§ Given problem: Copy every line of the records below without changing a single character.

....

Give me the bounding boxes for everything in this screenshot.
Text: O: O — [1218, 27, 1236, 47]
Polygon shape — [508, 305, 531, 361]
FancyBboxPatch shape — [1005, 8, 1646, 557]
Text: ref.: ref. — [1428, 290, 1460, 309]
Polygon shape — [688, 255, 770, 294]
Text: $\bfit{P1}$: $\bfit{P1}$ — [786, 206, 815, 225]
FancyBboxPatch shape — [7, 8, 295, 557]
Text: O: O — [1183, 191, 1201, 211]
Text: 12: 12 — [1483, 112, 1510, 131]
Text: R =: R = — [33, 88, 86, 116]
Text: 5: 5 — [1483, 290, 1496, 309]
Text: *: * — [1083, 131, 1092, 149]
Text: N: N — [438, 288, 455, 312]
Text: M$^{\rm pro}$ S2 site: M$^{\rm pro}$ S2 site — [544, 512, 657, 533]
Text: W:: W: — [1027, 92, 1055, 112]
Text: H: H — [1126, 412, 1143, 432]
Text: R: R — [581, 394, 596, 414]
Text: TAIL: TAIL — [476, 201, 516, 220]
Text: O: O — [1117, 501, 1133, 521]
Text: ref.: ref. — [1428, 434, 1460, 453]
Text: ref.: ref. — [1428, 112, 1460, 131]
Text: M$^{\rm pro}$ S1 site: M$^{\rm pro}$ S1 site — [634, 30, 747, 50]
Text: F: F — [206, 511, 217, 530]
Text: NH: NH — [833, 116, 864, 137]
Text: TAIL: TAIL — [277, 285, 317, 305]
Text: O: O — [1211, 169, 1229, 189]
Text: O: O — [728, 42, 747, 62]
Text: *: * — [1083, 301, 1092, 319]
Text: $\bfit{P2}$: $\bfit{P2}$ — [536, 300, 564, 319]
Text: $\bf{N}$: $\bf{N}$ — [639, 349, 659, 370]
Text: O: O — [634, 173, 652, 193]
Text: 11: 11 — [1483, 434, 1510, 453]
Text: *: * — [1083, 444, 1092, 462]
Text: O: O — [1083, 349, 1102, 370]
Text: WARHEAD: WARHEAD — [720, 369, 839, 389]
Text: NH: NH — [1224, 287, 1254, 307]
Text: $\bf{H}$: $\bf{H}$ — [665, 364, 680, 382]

....

§ Task output:
Give me the bounding boxes for everything in this screenshot.
Text: O: O — [1218, 27, 1236, 47]
Polygon shape — [508, 305, 531, 361]
FancyBboxPatch shape — [1005, 8, 1646, 557]
Text: ref.: ref. — [1428, 290, 1460, 309]
Polygon shape — [688, 255, 770, 294]
Text: $\bfit{P1}$: $\bfit{P1}$ — [786, 206, 815, 225]
FancyBboxPatch shape — [7, 8, 295, 557]
Text: O: O — [1183, 191, 1201, 211]
Text: 12: 12 — [1483, 112, 1510, 131]
Text: R =: R = — [33, 88, 86, 116]
Text: 5: 5 — [1483, 290, 1496, 309]
Text: *: * — [1083, 131, 1092, 149]
Text: N: N — [438, 288, 455, 312]
Text: M$^{\rm pro}$ S2 site: M$^{\rm pro}$ S2 site — [544, 512, 657, 533]
Text: W:: W: — [1027, 92, 1055, 112]
Text: H: H — [1126, 412, 1143, 432]
Text: R: R — [581, 394, 596, 414]
Text: TAIL: TAIL — [476, 201, 516, 220]
Text: O: O — [1117, 501, 1133, 521]
Text: ref.: ref. — [1428, 434, 1460, 453]
Text: ref.: ref. — [1428, 112, 1460, 131]
Text: M$^{\rm pro}$ S1 site: M$^{\rm pro}$ S1 site — [634, 30, 747, 50]
Text: F: F — [206, 511, 217, 530]
Text: NH: NH — [833, 116, 864, 137]
Text: TAIL: TAIL — [277, 285, 317, 305]
Text: O: O — [1211, 169, 1229, 189]
Text: O: O — [728, 42, 747, 62]
Text: *: * — [1083, 301, 1092, 319]
Text: $\bfit{P2}$: $\bfit{P2}$ — [536, 300, 564, 319]
Text: $\bf{N}$: $\bf{N}$ — [639, 349, 659, 370]
Text: O: O — [634, 173, 652, 193]
Text: 11: 11 — [1483, 434, 1510, 453]
Text: *: * — [1083, 444, 1092, 462]
Text: O: O — [1083, 349, 1102, 370]
Text: WARHEAD: WARHEAD — [720, 369, 839, 389]
Text: NH: NH — [1224, 287, 1254, 307]
Text: $\bf{H}$: $\bf{H}$ — [665, 364, 680, 382]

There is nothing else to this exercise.